## PROBLEMS AND TASKS:
(a) Rewrite the passage on indoor drone inspections from "This kind of" to "assets they’re inspecting.", putting "ceramic insulation" in place of "ceramic fiber".
(b) In the passage on indoor drone inspections, which departments within the chemicals industry does high quality visual data provide insights for? List every one.
(c) Extend the passage on indoor drone inspections by writing what comes after its final sentence.

## PROVIDED TEXT:
■ ■ ■ ■ ■ ■ ■

A drone pilot operating the Elios 2 in the Yara fertilizer plant
In removing the need to enter confined spaces, inspectors at the plant significantly increased the safety of their internal inspections during the outage.
“By looking at the screen on the remote control during the tests, what I saw using the drone was of an even quality to what I can see using traditional [inspection] methods. When we reviewed the footage on a larger screen the quality was impeccable. You could even zoom in to look at more details, and so on. For visual inspection, it’s perfect.”
- Vianney Amrhein, Inspection Service Manager, Yara France, Ambès Site
An indoor drone can easily access tight, confined spaces and collect visual data reflecting the conditions there. In fact, that’s exactly what indoor drones were designed to do.
Because they’re surrounded by a protective cage and designed to be collision tolerant, indoor drones can bump into surfaces and continue flying.
This feature lets inspectors slide them along a wall and fly right up to a surface, allowing them to get a clear vantage point so they can see whether any defects are present.
This kind of access can have a big impact on savings and safety for operations in the chemicals industry.
In a recent inspection of a hydrogen reformer at a chemical plant, Simon Kumm of InspecDrone used Flyability’s Elios 2 indoor drone to get access to places that would have been very difficult to reach on foot.
Inside, the reformer was lined with fragile ceramic fiber, making it almost impossible to enter. By using the Elios 2, Kumm was able to fly inside and collect all the visual data he needed to complete the inspection.
5. High Quality Visual Data
Inspectors in the chemicals industry are using indoor drones to get high quality visual data showing minute details inside the assets they’re inspecting.
Flyability’s Elios 2 provides high definition 4K video and high quality images, along with stabilization and unique lighting features to let pilots hone in on important details in the imagery they capture, further improving the quality of visual data they collect.
An image captured by the Elios 2 with points of interest circled
High quality visual data like this can provide insights for operations, engineering, survey, and safety departments within the chemicals industry, which can then be used in the ongoing maintenance of an asset.
6. Increased Frequency of Inspections
Because indoor drones can quickly collect visual data inside of assets that are hard to access physically—like a pressure vessel, or the inside of a storage tank—they can be used for quick spot checks.

■ ■ ■ ■ ■ ■ ■

## EXCERPTED DATA:

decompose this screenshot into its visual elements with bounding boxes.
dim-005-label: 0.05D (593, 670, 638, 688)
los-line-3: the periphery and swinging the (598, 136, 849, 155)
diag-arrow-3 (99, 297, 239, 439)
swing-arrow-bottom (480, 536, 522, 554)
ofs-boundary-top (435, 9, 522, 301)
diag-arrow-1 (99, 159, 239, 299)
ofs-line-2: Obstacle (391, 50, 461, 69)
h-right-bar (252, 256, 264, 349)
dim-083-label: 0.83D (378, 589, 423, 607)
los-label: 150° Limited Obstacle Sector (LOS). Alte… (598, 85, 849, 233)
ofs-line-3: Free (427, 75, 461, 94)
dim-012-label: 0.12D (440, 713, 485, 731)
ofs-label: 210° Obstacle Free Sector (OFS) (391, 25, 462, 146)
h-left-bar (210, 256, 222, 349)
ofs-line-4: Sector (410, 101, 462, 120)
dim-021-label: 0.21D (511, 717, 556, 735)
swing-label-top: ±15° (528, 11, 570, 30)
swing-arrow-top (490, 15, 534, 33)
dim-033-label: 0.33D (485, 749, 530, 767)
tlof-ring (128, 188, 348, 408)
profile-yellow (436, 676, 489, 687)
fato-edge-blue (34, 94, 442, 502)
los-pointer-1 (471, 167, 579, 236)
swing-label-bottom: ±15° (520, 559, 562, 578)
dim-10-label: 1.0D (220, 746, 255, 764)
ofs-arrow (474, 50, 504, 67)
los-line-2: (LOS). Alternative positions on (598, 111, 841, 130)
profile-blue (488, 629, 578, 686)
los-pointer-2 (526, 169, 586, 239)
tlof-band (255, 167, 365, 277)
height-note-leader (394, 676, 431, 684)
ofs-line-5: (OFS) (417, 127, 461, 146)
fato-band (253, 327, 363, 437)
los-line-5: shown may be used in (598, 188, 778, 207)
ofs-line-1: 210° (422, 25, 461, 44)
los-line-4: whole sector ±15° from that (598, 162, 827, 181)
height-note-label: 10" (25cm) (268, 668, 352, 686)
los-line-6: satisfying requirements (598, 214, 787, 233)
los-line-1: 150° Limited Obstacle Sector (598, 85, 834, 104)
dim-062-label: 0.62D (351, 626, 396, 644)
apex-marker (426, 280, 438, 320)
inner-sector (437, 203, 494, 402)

■ ■ ■ ■ ■ ■ ■

## ANSWER SET:
(a)
This kind of access can have a big impact on savings and safety for operations in the chemicals industry.
In a recent inspection of a hydrogen reformer at a chemical plant, Simon Kumm of InspecDrone used Flyability’s Elios 2 indoor drone to get access to places that would have been very difficult to reach on foot.
Inside, the reformer was lined with fragile ceramic insulation, making it almost impossible to enter. By using the Elios 2, Kumm was able to fly inside and collect all the visual data he needed to complete the inspection.
5. High Quality Visual Data
Inspectors in the chemicals industry are using indoor drones to get high quality visual data showing minute details inside the assets they’re inspecting.

(b) operations, engineering, survey, safety

(c)
Being able to get visual data quickly and regularly on the condition of an asset can lead to improved maintenance procedures overall, ultimately resulting in reductions not only of scheduled downtimes but also of unscheduled downtimes, which might take place due to equipment failure.
When the team at Yara performed a round of internal inspections with the Elios 2, it found that the lower cost and the ease of use meant they could perform more inspections than were previously possible.
They were excited by this prospect, because the increase in frequency could mean an increase in the quality of maintenance provided for the plant’s assets—and ultimately an increase in the lifespan of those assets.
7. Data Localization
Inspector 3.0 is Flyability’s software made specifically for inspection professionals.
In the software, inspectors can pinpoint the location of defects found in their inspection footage so that they can return to them in future inspections or share them with other stakeholders in the maintenance process.
In a challenging hydrogen reformer inspection at a chemicals plant, where the interior surface was incredibly uniform, Simon Kumm of InspecDrone was able to use Inspector 3.0 to know exactly where the flaws he saw in his inspection footage were located within the asset.
Kumm using Inspector 3.0 to process the data collected for the inspection
“Inspector 3.0 gives inspectors an all-in-one solution for their specific needs when it comes to 3D models, providing quick, accurate locational data in a visual format to help them do their work more efficiently.”